__Given data__.
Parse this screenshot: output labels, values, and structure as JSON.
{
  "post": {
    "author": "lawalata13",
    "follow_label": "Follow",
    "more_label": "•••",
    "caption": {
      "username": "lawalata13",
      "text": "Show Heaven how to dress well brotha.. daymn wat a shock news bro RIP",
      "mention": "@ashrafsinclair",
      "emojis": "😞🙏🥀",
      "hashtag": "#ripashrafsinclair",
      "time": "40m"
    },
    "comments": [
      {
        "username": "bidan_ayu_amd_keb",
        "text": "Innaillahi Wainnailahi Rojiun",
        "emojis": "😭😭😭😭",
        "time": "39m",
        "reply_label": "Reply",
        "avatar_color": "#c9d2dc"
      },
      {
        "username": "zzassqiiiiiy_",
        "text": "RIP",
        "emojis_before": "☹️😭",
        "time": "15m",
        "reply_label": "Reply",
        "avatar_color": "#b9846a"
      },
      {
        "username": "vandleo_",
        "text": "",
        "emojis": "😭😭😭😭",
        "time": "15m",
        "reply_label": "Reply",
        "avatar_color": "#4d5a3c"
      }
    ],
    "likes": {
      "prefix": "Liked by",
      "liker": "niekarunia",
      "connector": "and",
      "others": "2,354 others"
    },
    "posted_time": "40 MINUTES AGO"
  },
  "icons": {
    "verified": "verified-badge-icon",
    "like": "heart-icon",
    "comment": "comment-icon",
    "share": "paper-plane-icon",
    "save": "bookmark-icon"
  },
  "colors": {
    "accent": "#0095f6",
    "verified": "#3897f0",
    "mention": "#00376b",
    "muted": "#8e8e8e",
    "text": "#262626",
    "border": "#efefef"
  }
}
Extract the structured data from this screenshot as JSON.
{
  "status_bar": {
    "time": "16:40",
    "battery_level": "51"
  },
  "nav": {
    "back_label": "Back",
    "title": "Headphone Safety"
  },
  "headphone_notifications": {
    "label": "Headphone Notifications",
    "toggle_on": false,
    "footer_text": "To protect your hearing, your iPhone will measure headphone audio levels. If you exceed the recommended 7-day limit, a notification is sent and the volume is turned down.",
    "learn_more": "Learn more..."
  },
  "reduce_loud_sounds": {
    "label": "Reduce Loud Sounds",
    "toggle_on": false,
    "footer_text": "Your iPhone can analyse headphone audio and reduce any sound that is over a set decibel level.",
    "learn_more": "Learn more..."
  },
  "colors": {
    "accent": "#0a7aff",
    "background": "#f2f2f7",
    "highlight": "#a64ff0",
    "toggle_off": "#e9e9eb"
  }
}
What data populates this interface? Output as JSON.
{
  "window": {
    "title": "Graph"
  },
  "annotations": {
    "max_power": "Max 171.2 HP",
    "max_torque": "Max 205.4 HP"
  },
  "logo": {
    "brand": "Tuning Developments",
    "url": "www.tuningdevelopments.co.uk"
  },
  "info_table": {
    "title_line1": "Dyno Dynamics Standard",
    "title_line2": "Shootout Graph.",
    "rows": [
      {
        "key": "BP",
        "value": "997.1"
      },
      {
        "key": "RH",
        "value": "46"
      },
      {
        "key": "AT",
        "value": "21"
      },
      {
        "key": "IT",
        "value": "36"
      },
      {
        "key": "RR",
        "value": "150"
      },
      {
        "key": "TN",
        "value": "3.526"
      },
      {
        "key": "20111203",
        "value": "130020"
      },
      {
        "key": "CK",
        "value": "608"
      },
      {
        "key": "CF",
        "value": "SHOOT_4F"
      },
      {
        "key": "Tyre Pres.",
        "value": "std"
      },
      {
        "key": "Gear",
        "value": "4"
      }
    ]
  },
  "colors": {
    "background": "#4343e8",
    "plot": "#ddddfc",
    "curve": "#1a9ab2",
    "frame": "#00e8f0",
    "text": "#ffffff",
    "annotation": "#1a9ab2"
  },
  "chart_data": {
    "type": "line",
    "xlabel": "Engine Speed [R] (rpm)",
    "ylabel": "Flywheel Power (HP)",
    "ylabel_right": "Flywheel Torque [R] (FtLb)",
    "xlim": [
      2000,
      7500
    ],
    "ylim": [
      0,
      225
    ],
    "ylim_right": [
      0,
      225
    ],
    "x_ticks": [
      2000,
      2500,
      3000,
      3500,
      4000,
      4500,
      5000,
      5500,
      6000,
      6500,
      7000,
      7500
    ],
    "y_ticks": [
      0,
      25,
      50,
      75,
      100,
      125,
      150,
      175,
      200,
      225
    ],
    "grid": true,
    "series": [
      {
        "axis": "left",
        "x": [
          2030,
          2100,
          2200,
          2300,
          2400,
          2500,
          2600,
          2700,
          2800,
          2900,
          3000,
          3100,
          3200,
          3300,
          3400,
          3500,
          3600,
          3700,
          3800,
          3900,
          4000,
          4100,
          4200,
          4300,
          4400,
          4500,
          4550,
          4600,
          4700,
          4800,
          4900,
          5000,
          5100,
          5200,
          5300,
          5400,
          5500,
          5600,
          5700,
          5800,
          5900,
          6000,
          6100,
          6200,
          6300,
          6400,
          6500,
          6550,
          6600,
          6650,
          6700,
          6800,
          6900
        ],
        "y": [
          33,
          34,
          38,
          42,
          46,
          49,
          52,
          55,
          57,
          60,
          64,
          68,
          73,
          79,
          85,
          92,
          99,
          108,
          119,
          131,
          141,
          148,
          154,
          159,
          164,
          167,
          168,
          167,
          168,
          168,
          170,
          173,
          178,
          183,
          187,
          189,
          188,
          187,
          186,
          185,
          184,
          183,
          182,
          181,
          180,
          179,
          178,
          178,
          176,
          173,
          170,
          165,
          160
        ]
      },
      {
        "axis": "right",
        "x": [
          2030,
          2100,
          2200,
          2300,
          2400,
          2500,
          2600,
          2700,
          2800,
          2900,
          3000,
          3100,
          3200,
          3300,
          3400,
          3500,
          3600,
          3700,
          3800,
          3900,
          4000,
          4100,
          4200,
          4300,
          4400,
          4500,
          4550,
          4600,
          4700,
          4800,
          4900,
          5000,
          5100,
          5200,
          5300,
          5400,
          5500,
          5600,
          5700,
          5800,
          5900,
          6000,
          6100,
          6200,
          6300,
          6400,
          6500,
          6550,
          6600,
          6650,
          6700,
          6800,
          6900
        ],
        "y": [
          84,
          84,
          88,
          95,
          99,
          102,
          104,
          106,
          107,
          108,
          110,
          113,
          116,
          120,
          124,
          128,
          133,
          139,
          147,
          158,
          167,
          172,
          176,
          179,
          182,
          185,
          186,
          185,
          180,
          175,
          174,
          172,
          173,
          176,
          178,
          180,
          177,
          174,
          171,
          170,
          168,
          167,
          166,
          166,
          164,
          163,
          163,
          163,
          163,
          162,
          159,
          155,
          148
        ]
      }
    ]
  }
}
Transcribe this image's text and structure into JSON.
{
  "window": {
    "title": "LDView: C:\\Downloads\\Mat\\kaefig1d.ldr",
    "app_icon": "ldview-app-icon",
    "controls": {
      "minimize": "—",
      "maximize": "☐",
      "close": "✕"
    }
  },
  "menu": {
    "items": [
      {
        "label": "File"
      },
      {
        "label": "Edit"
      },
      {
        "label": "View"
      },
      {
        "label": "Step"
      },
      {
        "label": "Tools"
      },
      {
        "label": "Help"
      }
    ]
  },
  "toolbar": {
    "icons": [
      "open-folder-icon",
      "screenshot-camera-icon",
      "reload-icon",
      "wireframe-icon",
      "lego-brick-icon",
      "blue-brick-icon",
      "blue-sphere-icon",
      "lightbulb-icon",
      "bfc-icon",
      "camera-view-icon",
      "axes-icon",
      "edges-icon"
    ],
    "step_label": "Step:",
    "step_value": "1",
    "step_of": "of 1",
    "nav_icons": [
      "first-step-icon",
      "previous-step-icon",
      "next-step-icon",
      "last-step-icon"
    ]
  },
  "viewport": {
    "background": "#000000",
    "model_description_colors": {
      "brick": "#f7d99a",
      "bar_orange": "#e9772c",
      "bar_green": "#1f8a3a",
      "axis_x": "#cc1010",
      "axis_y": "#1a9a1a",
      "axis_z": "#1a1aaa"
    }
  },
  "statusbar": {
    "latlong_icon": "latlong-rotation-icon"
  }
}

__Exercise__. Transcribe only the trailing portion of the entries above: the line that contains "Transcribe this image's" and each line after it.

__Task result__.
Transcribe this image's text and structure into JSON.
{
  "window": {
    "title": "LDView: C:\\Downloads\\Mat\\kaefig1d.ldr",
    "app_icon": "ldview-app-icon",
    "controls": {
      "minimize": "—",
      "maximize": "☐",
      "close": "✕"
    }
  },
  "menu": {
    "items": [
      {
        "label": "File"
      },
      {
        "label": "Edit"
      },
      {
        "label": "View"
      },
      {
        "label": "Step"
      },
      {
        "label": "Tools"
      },
      {
        "label": "Help"
      }
    ]
  },
  "toolbar": {
    "icons": [
      "open-folder-icon",
      "screenshot-camera-icon",
      "reload-icon",
      "wireframe-icon",
      "lego-brick-icon",
      "blue-brick-icon",
      "blue-sphere-icon",
      "lightbulb-icon",
      "bfc-icon",
      "camera-view-icon",
      "axes-icon",
      "edges-icon"
    ],
    "step_label": "Step:",
    "step_value": "1",
    "step_of": "of 1",
    "nav_icons": [
      "first-step-icon",
      "previous-step-icon",
      "next-step-icon",
      "last-step-icon"
    ]
  },
  "viewport": {
    "background": "#000000",
    "model_description_colors": {
      "brick": "#f7d99a",
      "bar_orange": "#e9772c",
      "bar_green": "#1f8a3a",
      "axis_x": "#cc1010",
      "axis_y": "#1a9a1a",
      "axis_z": "#1a1aaa"
    }
  },
  "statusbar": {
    "latlong_icon": "latlong-rotation-icon"
  }
}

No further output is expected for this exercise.